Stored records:
·····

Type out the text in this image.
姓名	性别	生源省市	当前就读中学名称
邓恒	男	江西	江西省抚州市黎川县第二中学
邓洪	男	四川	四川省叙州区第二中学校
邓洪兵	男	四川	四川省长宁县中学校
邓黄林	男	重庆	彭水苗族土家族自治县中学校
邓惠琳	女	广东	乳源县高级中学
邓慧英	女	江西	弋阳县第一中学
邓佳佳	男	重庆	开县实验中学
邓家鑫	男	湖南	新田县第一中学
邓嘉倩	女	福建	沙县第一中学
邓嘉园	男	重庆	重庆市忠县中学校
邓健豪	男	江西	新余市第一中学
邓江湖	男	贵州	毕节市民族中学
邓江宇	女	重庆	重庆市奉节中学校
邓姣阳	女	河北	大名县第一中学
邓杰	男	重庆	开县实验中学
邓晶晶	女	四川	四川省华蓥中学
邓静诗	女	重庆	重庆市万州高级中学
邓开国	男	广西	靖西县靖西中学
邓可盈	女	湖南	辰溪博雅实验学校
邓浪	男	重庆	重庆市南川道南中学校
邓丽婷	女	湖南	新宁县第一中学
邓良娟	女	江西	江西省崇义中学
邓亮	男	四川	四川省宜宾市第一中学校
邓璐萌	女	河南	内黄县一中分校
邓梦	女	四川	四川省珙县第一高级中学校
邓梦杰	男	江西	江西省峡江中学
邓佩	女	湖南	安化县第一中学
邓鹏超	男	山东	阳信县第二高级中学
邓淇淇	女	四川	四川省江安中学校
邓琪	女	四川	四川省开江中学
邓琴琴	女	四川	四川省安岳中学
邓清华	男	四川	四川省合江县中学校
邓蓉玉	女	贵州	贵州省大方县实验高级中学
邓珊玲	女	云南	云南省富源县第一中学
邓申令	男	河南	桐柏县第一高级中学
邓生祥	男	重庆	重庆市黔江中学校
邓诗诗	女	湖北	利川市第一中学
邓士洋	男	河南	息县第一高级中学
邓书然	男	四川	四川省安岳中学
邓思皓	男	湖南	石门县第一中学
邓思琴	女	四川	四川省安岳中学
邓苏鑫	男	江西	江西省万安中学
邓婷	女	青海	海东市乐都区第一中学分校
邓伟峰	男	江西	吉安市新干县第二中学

·····

WORK TO DO
Set all of the records down again, exactly as they stand.

FINISHED TASK
Type out the text in this image.
姓名	性别	生源省市	当前就读中学名称
邓恒	男	江西	江西省抚州市黎川县第二中学
邓洪	男	四川	四川省叙州区第二中学校
邓洪兵	男	四川	四川省长宁县中学校
邓黄林	男	重庆	彭水苗族土家族自治县中学校
邓惠琳	女	广东	乳源县高级中学
邓慧英	女	江西	弋阳县第一中学
邓佳佳	男	重庆	开县实验中学
邓家鑫	男	湖南	新田县第一中学
邓嘉倩	女	福建	沙县第一中学
邓嘉园	男	重庆	重庆市忠县中学校
邓健豪	男	江西	新余市第一中学
邓江湖	男	贵州	毕节市民族中学
邓江宇	女	重庆	重庆市奉节中学校
邓姣阳	女	河北	大名县第一中学
邓杰	男	重庆	开县实验中学
邓晶晶	女	四川	四川省华蓥中学
邓静诗	女	重庆	重庆市万州高级中学
邓开国	男	广西	靖西县靖西中学
邓可盈	女	湖南	辰溪博雅实验学校
邓浪	男	重庆	重庆市南川道南中学校
邓丽婷	女	湖南	新宁县第一中学
邓良娟	女	江西	江西省崇义中学
邓亮	男	四川	四川省宜宾市第一中学校
邓璐萌	女	河南	内黄县一中分校
邓梦	女	四川	四川省珙县第一高级中学校
邓梦杰	男	江西	江西省峡江中学
邓佩	女	湖南	安化县第一中学
邓鹏超	男	山东	阳信县第二高级中学
邓淇淇	女	四川	四川省江安中学校
邓琪	女	四川	四川省开江中学
邓琴琴	女	四川	四川省安岳中学
邓清华	男	四川	四川省合江县中学校
邓蓉玉	女	贵州	贵州省大方县实验高级中学
邓珊玲	女	云南	云南省富源县第一中学
邓申令	男	河南	桐柏县第一高级中学
邓生祥	男	重庆	重庆市黔江中学校
邓诗诗	女	湖北	利川市第一中学
邓士洋	男	河南	息县第一高级中学
邓书然	男	四川	四川省安岳中学
邓思皓	男	湖南	石门县第一中学
邓思琴	女	四川	四川省安岳中学
邓苏鑫	男	江西	江西省万安中学
邓婷	女	青海	海东市乐都区第一中学分校
邓伟峰	男	江西	吉安市新干县第二中学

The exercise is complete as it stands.